__THE PROBLEM__. Exact copies of all records below are needed.

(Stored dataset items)

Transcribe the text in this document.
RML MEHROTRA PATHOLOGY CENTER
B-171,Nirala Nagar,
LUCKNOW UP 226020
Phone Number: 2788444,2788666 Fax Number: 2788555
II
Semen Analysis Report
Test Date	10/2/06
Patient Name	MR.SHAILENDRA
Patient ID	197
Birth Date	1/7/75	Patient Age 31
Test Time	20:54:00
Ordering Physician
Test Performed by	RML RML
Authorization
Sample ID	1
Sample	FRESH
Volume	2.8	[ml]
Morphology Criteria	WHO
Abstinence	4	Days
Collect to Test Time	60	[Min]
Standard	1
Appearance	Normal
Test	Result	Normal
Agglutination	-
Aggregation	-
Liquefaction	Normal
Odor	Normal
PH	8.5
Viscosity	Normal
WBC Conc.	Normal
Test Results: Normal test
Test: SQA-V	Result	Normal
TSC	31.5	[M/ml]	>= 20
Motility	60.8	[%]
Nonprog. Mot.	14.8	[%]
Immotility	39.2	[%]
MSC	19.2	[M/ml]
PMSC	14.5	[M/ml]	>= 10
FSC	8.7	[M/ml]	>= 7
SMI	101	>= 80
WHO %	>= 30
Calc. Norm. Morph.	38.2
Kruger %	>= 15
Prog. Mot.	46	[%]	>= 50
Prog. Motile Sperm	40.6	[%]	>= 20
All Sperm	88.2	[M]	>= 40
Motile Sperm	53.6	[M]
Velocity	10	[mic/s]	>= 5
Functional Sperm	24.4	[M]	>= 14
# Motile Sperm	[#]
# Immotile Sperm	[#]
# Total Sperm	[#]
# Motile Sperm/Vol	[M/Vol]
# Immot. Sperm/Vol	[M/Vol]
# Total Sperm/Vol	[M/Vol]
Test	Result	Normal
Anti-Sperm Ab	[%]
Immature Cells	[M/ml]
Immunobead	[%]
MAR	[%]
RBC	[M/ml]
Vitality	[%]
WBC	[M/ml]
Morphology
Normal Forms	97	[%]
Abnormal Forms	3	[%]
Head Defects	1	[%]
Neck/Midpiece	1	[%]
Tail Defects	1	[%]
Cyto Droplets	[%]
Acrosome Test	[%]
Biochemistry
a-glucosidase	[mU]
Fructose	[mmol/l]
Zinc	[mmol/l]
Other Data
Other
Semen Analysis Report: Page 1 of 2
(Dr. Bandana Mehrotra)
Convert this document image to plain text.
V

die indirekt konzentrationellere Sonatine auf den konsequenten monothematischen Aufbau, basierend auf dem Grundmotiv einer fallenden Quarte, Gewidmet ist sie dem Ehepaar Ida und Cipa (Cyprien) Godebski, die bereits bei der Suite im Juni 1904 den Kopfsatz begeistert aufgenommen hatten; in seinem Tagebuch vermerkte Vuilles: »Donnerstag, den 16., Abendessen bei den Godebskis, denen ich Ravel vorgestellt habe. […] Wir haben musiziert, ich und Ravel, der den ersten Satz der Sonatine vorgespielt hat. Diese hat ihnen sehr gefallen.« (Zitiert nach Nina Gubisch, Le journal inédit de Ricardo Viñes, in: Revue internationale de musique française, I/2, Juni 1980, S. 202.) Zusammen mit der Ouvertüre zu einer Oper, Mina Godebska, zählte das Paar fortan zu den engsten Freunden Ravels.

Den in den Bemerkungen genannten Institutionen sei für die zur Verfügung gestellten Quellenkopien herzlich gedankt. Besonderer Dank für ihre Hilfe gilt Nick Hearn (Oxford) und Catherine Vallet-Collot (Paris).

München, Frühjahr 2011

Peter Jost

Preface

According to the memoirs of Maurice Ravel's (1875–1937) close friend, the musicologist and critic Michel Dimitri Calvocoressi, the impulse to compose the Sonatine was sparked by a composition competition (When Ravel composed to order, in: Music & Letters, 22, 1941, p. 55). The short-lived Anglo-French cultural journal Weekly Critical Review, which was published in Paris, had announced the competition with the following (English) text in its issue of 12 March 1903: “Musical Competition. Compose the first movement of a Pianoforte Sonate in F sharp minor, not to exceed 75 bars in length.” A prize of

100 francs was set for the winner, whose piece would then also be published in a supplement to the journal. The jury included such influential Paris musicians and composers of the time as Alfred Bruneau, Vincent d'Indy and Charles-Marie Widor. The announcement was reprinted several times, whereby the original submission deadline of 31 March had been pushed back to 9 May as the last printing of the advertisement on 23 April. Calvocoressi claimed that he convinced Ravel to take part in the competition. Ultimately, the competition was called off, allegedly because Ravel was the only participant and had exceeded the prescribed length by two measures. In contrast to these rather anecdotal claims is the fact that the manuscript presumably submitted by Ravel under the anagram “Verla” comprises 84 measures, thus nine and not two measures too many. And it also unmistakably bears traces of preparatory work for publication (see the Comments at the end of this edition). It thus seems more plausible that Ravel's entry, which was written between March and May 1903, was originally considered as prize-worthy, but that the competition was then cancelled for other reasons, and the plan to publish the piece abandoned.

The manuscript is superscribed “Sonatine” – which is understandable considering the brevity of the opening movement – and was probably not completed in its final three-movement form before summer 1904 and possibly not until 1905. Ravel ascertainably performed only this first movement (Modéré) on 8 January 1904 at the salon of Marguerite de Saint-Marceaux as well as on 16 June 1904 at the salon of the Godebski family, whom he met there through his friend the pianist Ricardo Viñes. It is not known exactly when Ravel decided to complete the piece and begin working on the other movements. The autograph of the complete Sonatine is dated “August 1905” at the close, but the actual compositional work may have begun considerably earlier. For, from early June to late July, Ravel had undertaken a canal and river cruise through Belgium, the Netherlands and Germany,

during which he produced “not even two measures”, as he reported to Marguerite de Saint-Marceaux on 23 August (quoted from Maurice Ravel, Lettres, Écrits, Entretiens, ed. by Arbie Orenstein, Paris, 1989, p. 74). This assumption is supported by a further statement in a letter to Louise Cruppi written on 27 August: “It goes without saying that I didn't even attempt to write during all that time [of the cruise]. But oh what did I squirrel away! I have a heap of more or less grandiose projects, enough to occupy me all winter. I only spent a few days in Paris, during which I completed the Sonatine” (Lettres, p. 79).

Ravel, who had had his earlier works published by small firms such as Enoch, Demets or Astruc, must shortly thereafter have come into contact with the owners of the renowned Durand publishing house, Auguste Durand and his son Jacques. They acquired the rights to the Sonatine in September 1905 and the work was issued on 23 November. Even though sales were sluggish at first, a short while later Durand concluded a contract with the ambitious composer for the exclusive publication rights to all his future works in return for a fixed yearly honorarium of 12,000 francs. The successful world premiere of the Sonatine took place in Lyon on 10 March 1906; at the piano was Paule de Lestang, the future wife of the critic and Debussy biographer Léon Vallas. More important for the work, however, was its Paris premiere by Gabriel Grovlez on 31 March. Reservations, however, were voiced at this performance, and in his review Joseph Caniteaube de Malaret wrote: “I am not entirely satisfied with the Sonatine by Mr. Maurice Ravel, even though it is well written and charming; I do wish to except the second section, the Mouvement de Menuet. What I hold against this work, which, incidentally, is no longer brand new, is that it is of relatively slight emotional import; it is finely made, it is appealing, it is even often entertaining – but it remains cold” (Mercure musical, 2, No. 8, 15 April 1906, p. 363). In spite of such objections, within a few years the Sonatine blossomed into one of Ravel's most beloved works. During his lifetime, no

__RESPONSE__.
Transcribe the text in this document.
RML MEHROTRA PATHOLOGY CENTER
B-171,Nirala Nagar,
LUCKNOW UP 226020
Phone Number: 2788444,2788666 Fax Number: 2788555
II
Semen Analysis Report
Test Date	10/2/06
Patient Name	MR.SHAILENDRA
Patient ID	197
Birth Date	1/7/75	Patient Age 31
Test Time	20:54:00
Ordering Physician
Test Performed by	RML RML
Authorization
Sample ID	1
Sample	FRESH
Volume	2.8	[ml]
Morphology Criteria	WHO
Abstinence	4	Days
Collect to Test Time	60	[Min]
Standard	1
Appearance	Normal
Test	Result	Normal
Agglutination	-
Aggregation	-
Liquefaction	Normal
Odor	Normal
PH	8.5
Viscosity	Normal
WBC Conc.	Normal
Test Results: Normal test
Test: SQA-V	Result	Normal
TSC	31.5	[M/ml]	>= 20
Motility	60.8	[%]
Nonprog. Mot.	14.8	[%]
Immotility	39.2	[%]
MSC	19.2	[M/ml]
PMSC	14.5	[M/ml]	>= 10
FSC	8.7	[M/ml]	>= 7
SMI	101	>= 80
WHO %	>= 30
Calc. Norm. Morph.	38.2
Kruger %	>= 15
Prog. Mot.	46	[%]	>= 50
Prog. Motile Sperm	40.6	[%]	>= 20
All Sperm	88.2	[M]	>= 40
Motile Sperm	53.6	[M]
Velocity	10	[mic/s]	>= 5
Functional Sperm	24.4	[M]	>= 14
# Motile Sperm	[#]
# Immotile Sperm	[#]
# Total Sperm	[#]
# Motile Sperm/Vol	[M/Vol]
# Immot. Sperm/Vol	[M/Vol]
# Total Sperm/Vol	[M/Vol]
Test	Result	Normal
Anti-Sperm Ab	[%]
Immature Cells	[M/ml]
Immunobead	[%]
MAR	[%]
RBC	[M/ml]
Vitality	[%]
WBC	[M/ml]
Morphology
Normal Forms	97	[%]
Abnormal Forms	3	[%]
Head Defects	1	[%]
Neck/Midpiece	1	[%]
Tail Defects	1	[%]
Cyto Droplets	[%]
Acrosome Test	[%]
Biochemistry
a-glucosidase	[mU]
Fructose	[mmol/l]
Zinc	[mmol/l]
Other Data
Other
Semen Analysis Report: Page 1 of 2
(Dr. Bandana Mehrotra)
Convert this document image to plain text.
V

die indirekt konzentrationellere Sonatine auf den konsequenten monothematischen Aufbau, basierend auf dem Grundmotiv einer fallenden Quarte, Gewidmet ist sie dem Ehepaar Ida und Cipa (Cyprien) Godebski, die bereits bei der Suite im Juni 1904 den Kopfsatz begeistert aufgenommen hatten; in seinem Tagebuch vermerkte Vuilles: »Donnerstag, den 16., Abendessen bei den Godebskis, denen ich Ravel vorgestellt habe. […] Wir haben musiziert, ich und Ravel, der den ersten Satz der Sonatine vorgespielt hat. Diese hat ihnen sehr gefallen.« (Zitiert nach Nina Gubisch, Le journal inédit de Ricardo Viñes, in: Revue internationale de musique française, I/2, Juni 1980, S. 202.) Zusammen mit der Ouvertüre zu einer Oper, Mina Godebska, zählte das Paar fortan zu den engsten Freunden Ravels.

Den in den Bemerkungen genannten Institutionen sei für die zur Verfügung gestellten Quellenkopien herzlich gedankt. Besonderer Dank für ihre Hilfe gilt Nick Hearn (Oxford) und Catherine Vallet-Collot (Paris).

München, Frühjahr 2011

Peter Jost

Preface

According to the memoirs of Maurice Ravel's (1875–1937) close friend, the musicologist and critic Michel Dimitri Calvocoressi, the impulse to compose the Sonatine was sparked by a composition competition (When Ravel composed to order, in: Music & Letters, 22, 1941, p. 55). The short-lived Anglo-French cultural journal Weekly Critical Review, which was published in Paris, had announced the competition with the following (English) text in its issue of 12 March 1903: “Musical Competition. Compose the first movement of a Pianoforte Sonate in F sharp minor, not to exceed 75 bars in length.” A prize of

100 francs was set for the winner, whose piece would then also be published in a supplement to the journal. The jury included such influential Paris musicians and composers of the time as Alfred Bruneau, Vincent d'Indy and Charles-Marie Widor. The announcement was reprinted several times, whereby the original submission deadline of 31 March had been pushed back to 9 May as the last printing of the advertisement on 23 April. Calvocoressi claimed that he convinced Ravel to take part in the competition. Ultimately, the competition was called off, allegedly because Ravel was the only participant and had exceeded the prescribed length by two measures. In contrast to these rather anecdotal claims is the fact that the manuscript presumably submitted by Ravel under the anagram “Verla” comprises 84 measures, thus nine and not two measures too many. And it also unmistakably bears traces of preparatory work for publication (see the Comments at the end of this edition). It thus seems more plausible that Ravel's entry, which was written between March and May 1903, was originally considered as prize-worthy, but that the competition was then cancelled for other reasons, and the plan to publish the piece abandoned.

The manuscript is superscribed “Sonatine” – which is understandable considering the brevity of the opening movement – and was probably not completed in its final three-movement form before summer 1904 and possibly not until 1905. Ravel ascertainably performed only this first movement (Modéré) on 8 January 1904 at the salon of Marguerite de Saint-Marceaux as well as on 16 June 1904 at the salon of the Godebski family, whom he met there through his friend the pianist Ricardo Viñes. It is not known exactly when Ravel decided to complete the piece and begin working on the other movements. The autograph of the complete Sonatine is dated “August 1905” at the close, but the actual compositional work may have begun considerably earlier. For, from early June to late July, Ravel had undertaken a canal and river cruise through Belgium, the Netherlands and Germany,

during which he produced “not even two measures”, as he reported to Marguerite de Saint-Marceaux on 23 August (quoted from Maurice Ravel, Lettres, Écrits, Entretiens, ed. by Arbie Orenstein, Paris, 1989, p. 74). This assumption is supported by a further statement in a letter to Louise Cruppi written on 27 August: “It goes without saying that I didn't even attempt to write during all that time [of the cruise]. But oh what did I squirrel away! I have a heap of more or less grandiose projects, enough to occupy me all winter. I only spent a few days in Paris, during which I completed the Sonatine” (Lettres, p. 79).

Ravel, who had had his earlier works published by small firms such as Enoch, Demets or Astruc, must shortly thereafter have come into contact with the owners of the renowned Durand publishing house, Auguste Durand and his son Jacques. They acquired the rights to the Sonatine in September 1905 and the work was issued on 23 November. Even though sales were sluggish at first, a short while later Durand concluded a contract with the ambitious composer for the exclusive publication rights to all his future works in return for a fixed yearly honorarium of 12,000 francs. The successful world premiere of the Sonatine took place in Lyon on 10 March 1906; at the piano was Paule de Lestang, the future wife of the critic and Debussy biographer Léon Vallas. More important for the work, however, was its Paris premiere by Gabriel Grovlez on 31 March. Reservations, however, were voiced at this performance, and in his review Joseph Caniteaube de Malaret wrote: “I am not entirely satisfied with the Sonatine by Mr. Maurice Ravel, even though it is well written and charming; I do wish to except the second section, the Mouvement de Menuet. What I hold against this work, which, incidentally, is no longer brand new, is that it is of relatively slight emotional import; it is finely made, it is appealing, it is even often entertaining – but it remains cold” (Mercure musical, 2, No. 8, 15 April 1906, p. 363). In spite of such objections, within a few years the Sonatine blossomed into one of Ravel's most beloved works. During his lifetime, no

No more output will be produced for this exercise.